[Records excerpted from a collection]
---+---

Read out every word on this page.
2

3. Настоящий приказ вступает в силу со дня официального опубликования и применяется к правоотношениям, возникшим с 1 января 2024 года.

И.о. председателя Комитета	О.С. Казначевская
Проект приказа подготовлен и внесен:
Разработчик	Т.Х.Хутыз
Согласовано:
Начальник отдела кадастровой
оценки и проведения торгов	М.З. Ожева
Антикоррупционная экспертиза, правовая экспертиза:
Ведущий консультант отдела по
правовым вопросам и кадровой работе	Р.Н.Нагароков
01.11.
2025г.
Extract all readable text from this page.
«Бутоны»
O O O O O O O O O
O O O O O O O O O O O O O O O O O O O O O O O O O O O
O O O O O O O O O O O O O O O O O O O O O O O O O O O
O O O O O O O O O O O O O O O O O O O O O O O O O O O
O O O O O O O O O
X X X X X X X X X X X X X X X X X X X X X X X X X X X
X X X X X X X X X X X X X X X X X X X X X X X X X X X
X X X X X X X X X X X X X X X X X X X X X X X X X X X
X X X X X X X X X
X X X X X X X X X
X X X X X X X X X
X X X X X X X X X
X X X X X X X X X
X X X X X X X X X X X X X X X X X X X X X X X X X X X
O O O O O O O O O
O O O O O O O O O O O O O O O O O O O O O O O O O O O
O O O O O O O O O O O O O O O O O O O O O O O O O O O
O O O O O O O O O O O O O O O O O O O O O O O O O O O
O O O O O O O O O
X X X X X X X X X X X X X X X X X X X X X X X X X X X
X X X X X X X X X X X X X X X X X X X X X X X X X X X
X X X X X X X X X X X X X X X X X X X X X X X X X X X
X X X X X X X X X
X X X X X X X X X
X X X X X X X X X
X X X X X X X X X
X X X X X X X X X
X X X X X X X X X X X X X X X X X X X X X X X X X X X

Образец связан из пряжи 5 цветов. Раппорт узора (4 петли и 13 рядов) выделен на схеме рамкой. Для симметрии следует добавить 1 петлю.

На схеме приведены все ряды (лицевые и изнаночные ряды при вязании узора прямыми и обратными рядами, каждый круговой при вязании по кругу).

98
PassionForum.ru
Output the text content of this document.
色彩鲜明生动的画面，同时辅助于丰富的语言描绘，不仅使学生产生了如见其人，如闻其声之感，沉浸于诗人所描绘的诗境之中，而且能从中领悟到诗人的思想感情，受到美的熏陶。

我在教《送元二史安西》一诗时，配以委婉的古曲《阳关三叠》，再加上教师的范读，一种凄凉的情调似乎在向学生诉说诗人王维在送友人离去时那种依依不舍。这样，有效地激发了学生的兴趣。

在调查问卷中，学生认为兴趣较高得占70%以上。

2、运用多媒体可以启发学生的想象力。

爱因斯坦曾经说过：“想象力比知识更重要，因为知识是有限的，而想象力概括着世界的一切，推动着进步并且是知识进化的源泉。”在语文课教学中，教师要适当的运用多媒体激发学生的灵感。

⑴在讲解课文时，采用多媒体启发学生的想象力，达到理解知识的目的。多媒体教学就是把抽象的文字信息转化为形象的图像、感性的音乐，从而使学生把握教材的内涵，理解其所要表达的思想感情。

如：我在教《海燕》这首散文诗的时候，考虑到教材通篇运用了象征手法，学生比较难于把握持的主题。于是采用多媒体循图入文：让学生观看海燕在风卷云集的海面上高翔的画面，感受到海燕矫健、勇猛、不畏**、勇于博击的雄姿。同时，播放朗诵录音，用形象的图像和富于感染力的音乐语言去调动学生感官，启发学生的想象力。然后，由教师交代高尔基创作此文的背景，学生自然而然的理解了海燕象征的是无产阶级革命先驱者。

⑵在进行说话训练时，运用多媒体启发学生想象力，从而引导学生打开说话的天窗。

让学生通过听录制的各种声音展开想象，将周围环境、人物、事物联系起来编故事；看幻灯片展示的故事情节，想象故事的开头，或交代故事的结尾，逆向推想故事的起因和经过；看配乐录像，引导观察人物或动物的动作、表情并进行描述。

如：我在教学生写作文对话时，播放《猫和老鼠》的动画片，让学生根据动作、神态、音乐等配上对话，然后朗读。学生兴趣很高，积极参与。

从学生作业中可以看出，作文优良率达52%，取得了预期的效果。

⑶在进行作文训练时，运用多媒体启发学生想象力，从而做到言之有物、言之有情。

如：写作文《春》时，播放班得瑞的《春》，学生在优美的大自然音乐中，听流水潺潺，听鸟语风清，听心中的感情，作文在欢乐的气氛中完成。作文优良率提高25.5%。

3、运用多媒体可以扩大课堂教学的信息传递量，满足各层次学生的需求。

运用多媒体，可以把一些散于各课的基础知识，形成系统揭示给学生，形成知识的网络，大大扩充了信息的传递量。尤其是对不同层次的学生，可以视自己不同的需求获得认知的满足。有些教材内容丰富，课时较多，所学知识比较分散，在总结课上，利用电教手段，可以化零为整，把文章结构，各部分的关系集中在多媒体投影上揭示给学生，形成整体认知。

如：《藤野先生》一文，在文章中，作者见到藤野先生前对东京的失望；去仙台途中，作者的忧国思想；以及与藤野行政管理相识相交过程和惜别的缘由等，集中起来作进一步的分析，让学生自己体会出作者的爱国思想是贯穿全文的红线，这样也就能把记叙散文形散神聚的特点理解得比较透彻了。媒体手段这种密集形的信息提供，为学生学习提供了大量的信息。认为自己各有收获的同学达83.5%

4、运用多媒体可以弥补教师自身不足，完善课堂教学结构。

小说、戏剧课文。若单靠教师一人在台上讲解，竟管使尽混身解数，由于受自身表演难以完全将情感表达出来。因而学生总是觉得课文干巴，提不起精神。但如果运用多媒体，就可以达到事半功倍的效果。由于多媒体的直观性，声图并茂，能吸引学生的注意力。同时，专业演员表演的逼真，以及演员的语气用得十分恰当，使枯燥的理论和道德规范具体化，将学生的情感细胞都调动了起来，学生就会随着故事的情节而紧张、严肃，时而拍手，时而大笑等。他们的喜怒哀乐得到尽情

---+---

Exercise details. Copy each entry exactly, with nothing added or dropped.

Solution to this exercise.
Read out every word on this page.
2

3. Настоящий приказ вступает в силу со дня официального опубликования и применяется к правоотношениям, возникшим с 1 января 2024 года.

И.о. председателя Комитета	О.С. Казначевская
Проект приказа подготовлен и внесен:
Разработчик	Т.Х.Хутыз
Согласовано:
Начальник отдела кадастровой
оценки и проведения торгов	М.З. Ожева
Антикоррупционная экспертиза, правовая экспертиза:
Ведущий консультант отдела по
правовым вопросам и кадровой работе	Р.Н.Нагароков
01.11.
2025г.
Extract all readable text from this page.
«Бутоны»
O O O O O O O O O
O O O O O O O O O O O O O O O O O O O O O O O O O O O
O O O O O O O O O O O O O O O O O O O O O O O O O O O
O O O O O O O O O O O O O O O O O O O O O O O O O O O
O O O O O O O O O
X X X X X X X X X X X X X X X X X X X X X X X X X X X
X X X X X X X X X X X X X X X X X X X X X X X X X X X
X X X X X X X X X X X X X X X X X X X X X X X X X X X
X X X X X X X X X
X X X X X X X X X
X X X X X X X X X
X X X X X X X X X
X X X X X X X X X
X X X X X X X X X X X X X X X X X X X X X X X X X X X
O O O O O O O O O
O O O O O O O O O O O O O O O O O O O O O O O O O O O
O O O O O O O O O O O O O O O O O O O O O O O O O O O
O O O O O O O O O O O O O O O O O O O O O O O O O O O
O O O O O O O O O
X X X X X X X X X X X X X X X X X X X X X X X X X X X
X X X X X X X X X X X X X X X X X X X X X X X X X X X
X X X X X X X X X X X X X X X X X X X X X X X X X X X
X X X X X X X X X
X X X X X X X X X
X X X X X X X X X
X X X X X X X X X
X X X X X X X X X
X X X X X X X X X X X X X X X X X X X X X X X X X X X

Образец связан из пряжи 5 цветов. Раппорт узора (4 петли и 13 рядов) выделен на схеме рамкой. Для симметрии следует добавить 1 петлю.

На схеме приведены все ряды (лицевые и изнаночные ряды при вязании узора прямыми и обратными рядами, каждый круговой при вязании по кругу).

98
PassionForum.ru
Output the text content of this document.
色彩鲜明生动的画面，同时辅助于丰富的语言描绘，不仅使学生产生了如见其人，如闻其声之感，沉浸于诗人所描绘的诗境之中，而且能从中领悟到诗人的思想感情，受到美的熏陶。

我在教《送元二史安西》一诗时，配以委婉的古曲《阳关三叠》，再加上教师的范读，一种凄凉的情调似乎在向学生诉说诗人王维在送友人离去时那种依依不舍。这样，有效地激发了学生的兴趣。

在调查问卷中，学生认为兴趣较高得占70%以上。

2、运用多媒体可以启发学生的想象力。

爱因斯坦曾经说过：“想象力比知识更重要，因为知识是有限的，而想象力概括着世界的一切，推动着进步并且是知识进化的源泉。”在语文课教学中，教师要适当的运用多媒体激发学生的灵感。

⑴在讲解课文时，采用多媒体启发学生的想象力，达到理解知识的目的。多媒体教学就是把抽象的文字信息转化为形象的图像、感性的音乐，从而使学生把握教材的内涵，理解其所要表达的思想感情。

如：我在教《海燕》这首散文诗的时候，考虑到教材通篇运用了象征手法，学生比较难于把握持的主题。于是采用多媒体循图入文：让学生观看海燕在风卷云集的海面上高翔的画面，感受到海燕矫健、勇猛、不畏**、勇于博击的雄姿。同时，播放朗诵录音，用形象的图像和富于感染力的音乐语言去调动学生感官，启发学生的想象力。然后，由教师交代高尔基创作此文的背景，学生自然而然的理解了海燕象征的是无产阶级革命先驱者。

⑵在进行说话训练时，运用多媒体启发学生想象力，从而引导学生打开说话的天窗。

让学生通过听录制的各种声音展开想象，将周围环境、人物、事物联系起来编故事；看幻灯片展示的故事情节，想象故事的开头，或交代故事的结尾，逆向推想故事的起因和经过；看配乐录像，引导观察人物或动物的动作、表情并进行描述。

如：我在教学生写作文对话时，播放《猫和老鼠》的动画片，让学生根据动作、神态、音乐等配上对话，然后朗读。学生兴趣很高，积极参与。

从学生作业中可以看出，作文优良率达52%，取得了预期的效果。

⑶在进行作文训练时，运用多媒体启发学生想象力，从而做到言之有物、言之有情。

如：写作文《春》时，播放班得瑞的《春》，学生在优美的大自然音乐中，听流水潺潺，听鸟语风清，听心中的感情，作文在欢乐的气氛中完成。作文优良率提高25.5%。

3、运用多媒体可以扩大课堂教学的信息传递量，满足各层次学生的需求。

运用多媒体，可以把一些散于各课的基础知识，形成系统揭示给学生，形成知识的网络，大大扩充了信息的传递量。尤其是对不同层次的学生，可以视自己不同的需求获得认知的满足。有些教材内容丰富，课时较多，所学知识比较分散，在总结课上，利用电教手段，可以化零为整，把文章结构，各部分的关系集中在多媒体投影上揭示给学生，形成整体认知。

如：《藤野先生》一文，在文章中，作者见到藤野先生前对东京的失望；去仙台途中，作者的忧国思想；以及与藤野行政管理相识相交过程和惜别的缘由等，集中起来作进一步的分析，让学生自己体会出作者的爱国思想是贯穿全文的红线，这样也就能把记叙散文形散神聚的特点理解得比较透彻了。媒体手段这种密集形的信息提供，为学生学习提供了大量的信息。认为自己各有收获的同学达83.5%

4、运用多媒体可以弥补教师自身不足，完善课堂教学结构。

小说、戏剧课文。若单靠教师一人在台上讲解，竟管使尽混身解数，由于受自身表演难以完全将情感表达出来。因而学生总是觉得课文干巴，提不起精神。但如果运用多媒体，就可以达到事半功倍的效果。由于多媒体的直观性，声图并茂，能吸引学生的注意力。同时，专业演员表演的逼真，以及演员的语气用得十分恰当，使枯燥的理论和道德规范具体化，将学生的情感细胞都调动了起来，学生就会随着故事的情节而紧张、严肃，时而拍手，时而大笑等。他们的喜怒哀乐得到尽情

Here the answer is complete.